[Data excerpts]

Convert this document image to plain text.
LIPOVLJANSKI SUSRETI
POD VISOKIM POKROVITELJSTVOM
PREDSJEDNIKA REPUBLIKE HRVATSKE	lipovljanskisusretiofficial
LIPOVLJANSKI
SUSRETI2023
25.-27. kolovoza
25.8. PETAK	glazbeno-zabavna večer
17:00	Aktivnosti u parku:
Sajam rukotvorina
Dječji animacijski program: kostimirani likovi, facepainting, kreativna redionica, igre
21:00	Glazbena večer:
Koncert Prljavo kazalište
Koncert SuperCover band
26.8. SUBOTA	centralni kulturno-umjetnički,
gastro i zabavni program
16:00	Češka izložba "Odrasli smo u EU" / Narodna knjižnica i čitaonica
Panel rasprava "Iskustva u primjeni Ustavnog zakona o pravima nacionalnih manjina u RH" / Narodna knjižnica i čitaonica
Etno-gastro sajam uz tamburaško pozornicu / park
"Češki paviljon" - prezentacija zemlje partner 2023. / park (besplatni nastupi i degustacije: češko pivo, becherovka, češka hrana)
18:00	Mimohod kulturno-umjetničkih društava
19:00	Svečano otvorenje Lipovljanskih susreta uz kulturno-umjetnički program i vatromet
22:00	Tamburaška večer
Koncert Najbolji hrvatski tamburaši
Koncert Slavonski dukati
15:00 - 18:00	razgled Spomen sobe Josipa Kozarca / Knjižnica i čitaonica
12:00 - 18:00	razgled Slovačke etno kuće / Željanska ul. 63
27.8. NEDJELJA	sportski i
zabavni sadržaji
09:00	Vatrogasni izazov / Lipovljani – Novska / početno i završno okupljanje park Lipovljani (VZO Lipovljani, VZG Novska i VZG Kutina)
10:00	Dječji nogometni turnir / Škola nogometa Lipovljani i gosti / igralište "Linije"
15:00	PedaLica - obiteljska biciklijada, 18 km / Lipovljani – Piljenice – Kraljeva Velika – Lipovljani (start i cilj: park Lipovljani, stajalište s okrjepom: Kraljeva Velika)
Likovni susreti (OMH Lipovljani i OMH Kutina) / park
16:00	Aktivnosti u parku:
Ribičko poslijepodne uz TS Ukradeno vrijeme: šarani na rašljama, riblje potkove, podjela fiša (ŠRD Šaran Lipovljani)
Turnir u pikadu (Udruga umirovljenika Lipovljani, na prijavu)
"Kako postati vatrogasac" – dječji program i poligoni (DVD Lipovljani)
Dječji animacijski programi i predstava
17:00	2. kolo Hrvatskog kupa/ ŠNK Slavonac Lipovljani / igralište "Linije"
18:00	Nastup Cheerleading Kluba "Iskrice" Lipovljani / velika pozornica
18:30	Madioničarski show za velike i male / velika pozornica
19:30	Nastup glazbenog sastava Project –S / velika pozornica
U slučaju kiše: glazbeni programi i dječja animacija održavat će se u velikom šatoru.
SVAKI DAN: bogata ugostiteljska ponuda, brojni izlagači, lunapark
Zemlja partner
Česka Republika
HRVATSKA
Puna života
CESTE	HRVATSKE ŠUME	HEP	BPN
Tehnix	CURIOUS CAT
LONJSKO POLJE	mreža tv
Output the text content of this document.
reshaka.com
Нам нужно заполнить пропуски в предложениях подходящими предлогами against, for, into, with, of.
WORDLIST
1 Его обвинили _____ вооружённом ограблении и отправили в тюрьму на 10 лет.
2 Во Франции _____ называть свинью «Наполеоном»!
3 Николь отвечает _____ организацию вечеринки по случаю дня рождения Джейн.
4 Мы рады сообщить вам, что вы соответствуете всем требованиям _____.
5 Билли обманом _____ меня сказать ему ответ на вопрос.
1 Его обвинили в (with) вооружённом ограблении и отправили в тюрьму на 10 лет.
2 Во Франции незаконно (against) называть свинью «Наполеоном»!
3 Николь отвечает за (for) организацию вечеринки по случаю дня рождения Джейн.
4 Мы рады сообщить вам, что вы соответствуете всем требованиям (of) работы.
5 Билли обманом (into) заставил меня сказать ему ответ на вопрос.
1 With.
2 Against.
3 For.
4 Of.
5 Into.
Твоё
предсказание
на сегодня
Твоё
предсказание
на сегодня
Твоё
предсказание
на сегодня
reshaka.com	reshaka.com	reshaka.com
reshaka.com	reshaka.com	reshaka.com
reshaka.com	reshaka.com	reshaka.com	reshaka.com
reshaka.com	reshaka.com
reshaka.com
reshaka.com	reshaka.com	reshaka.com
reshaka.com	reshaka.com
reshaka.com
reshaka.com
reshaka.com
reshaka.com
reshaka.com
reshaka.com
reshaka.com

- [GIVEN TASK] All of the lines above must be returned exactly.

- [EXERCISE RESULT]
Convert this document image to plain text.
LIPOVLJANSKI SUSRETI
POD VISOKIM POKROVITELJSTVOM
PREDSJEDNIKA REPUBLIKE HRVATSKE	lipovljanskisusretiofficial
LIPOVLJANSKI
SUSRETI2023
25.-27. kolovoza
25.8. PETAK	glazbeno-zabavna večer
17:00	Aktivnosti u parku:
Sajam rukotvorina
Dječji animacijski program: kostimirani likovi, facepainting, kreativna redionica, igre
21:00	Glazbena večer:
Koncert Prljavo kazalište
Koncert SuperCover band
26.8. SUBOTA	centralni kulturno-umjetnički,
gastro i zabavni program
16:00	Češka izložba "Odrasli smo u EU" / Narodna knjižnica i čitaonica
Panel rasprava "Iskustva u primjeni Ustavnog zakona o pravima nacionalnih manjina u RH" / Narodna knjižnica i čitaonica
Etno-gastro sajam uz tamburaško pozornicu / park
"Češki paviljon" - prezentacija zemlje partner 2023. / park (besplatni nastupi i degustacije: češko pivo, becherovka, češka hrana)
18:00	Mimohod kulturno-umjetničkih društava
19:00	Svečano otvorenje Lipovljanskih susreta uz kulturno-umjetnički program i vatromet
22:00	Tamburaška večer
Koncert Najbolji hrvatski tamburaši
Koncert Slavonski dukati
15:00 - 18:00	razgled Spomen sobe Josipa Kozarca / Knjižnica i čitaonica
12:00 - 18:00	razgled Slovačke etno kuće / Željanska ul. 63
27.8. NEDJELJA	sportski i
zabavni sadržaji
09:00	Vatrogasni izazov / Lipovljani – Novska / početno i završno okupljanje park Lipovljani (VZO Lipovljani, VZG Novska i VZG Kutina)
10:00	Dječji nogometni turnir / Škola nogometa Lipovljani i gosti / igralište "Linije"
15:00	PedaLica - obiteljska biciklijada, 18 km / Lipovljani – Piljenice – Kraljeva Velika – Lipovljani (start i cilj: park Lipovljani, stajalište s okrjepom: Kraljeva Velika)
Likovni susreti (OMH Lipovljani i OMH Kutina) / park
16:00	Aktivnosti u parku:
Ribičko poslijepodne uz TS Ukradeno vrijeme: šarani na rašljama, riblje potkove, podjela fiša (ŠRD Šaran Lipovljani)
Turnir u pikadu (Udruga umirovljenika Lipovljani, na prijavu)
"Kako postati vatrogasac" – dječji program i poligoni (DVD Lipovljani)
Dječji animacijski programi i predstava
17:00	2. kolo Hrvatskog kupa/ ŠNK Slavonac Lipovljani / igralište "Linije"
18:00	Nastup Cheerleading Kluba "Iskrice" Lipovljani / velika pozornica
18:30	Madioničarski show za velike i male / velika pozornica
19:30	Nastup glazbenog sastava Project –S / velika pozornica
U slučaju kiše: glazbeni programi i dječja animacija održavat će se u velikom šatoru.
SVAKI DAN: bogata ugostiteljska ponuda, brojni izlagači, lunapark
Zemlja partner
Česka Republika
HRVATSKA
Puna života
CESTE	HRVATSKE ŠUME	HEP	BPN
Tehnix	CURIOUS CAT
LONJSKO POLJE	mreža tv
Output the text content of this document.
reshaka.com
Нам нужно заполнить пропуски в предложениях подходящими предлогами against, for, into, with, of.
WORDLIST
1 Его обвинили _____ вооружённом ограблении и отправили в тюрьму на 10 лет.
2 Во Франции _____ называть свинью «Наполеоном»!
3 Николь отвечает _____ организацию вечеринки по случаю дня рождения Джейн.
4 Мы рады сообщить вам, что вы соответствуете всем требованиям _____.
5 Билли обманом _____ меня сказать ему ответ на вопрос.
1 Его обвинили в (with) вооружённом ограблении и отправили в тюрьму на 10 лет.
2 Во Франции незаконно (against) называть свинью «Наполеоном»!
3 Николь отвечает за (for) организацию вечеринки по случаю дня рождения Джейн.
4 Мы рады сообщить вам, что вы соответствуете всем требованиям (of) работы.
5 Билли обманом (into) заставил меня сказать ему ответ на вопрос.
1 With.
2 Against.
3 For.
4 Of.
5 Into.
Твоё
предсказание
на сегодня
Твоё
предсказание
на сегодня
Твоё
предсказание
на сегодня
reshaka.com	reshaka.com	reshaka.com
reshaka.com	reshaka.com	reshaka.com
reshaka.com	reshaka.com	reshaka.com	reshaka.com
reshaka.com	reshaka.com
reshaka.com
reshaka.com	reshaka.com	reshaka.com
reshaka.com	reshaka.com
reshaka.com
reshaka.com
reshaka.com
reshaka.com
reshaka.com
reshaka.com
reshaka.com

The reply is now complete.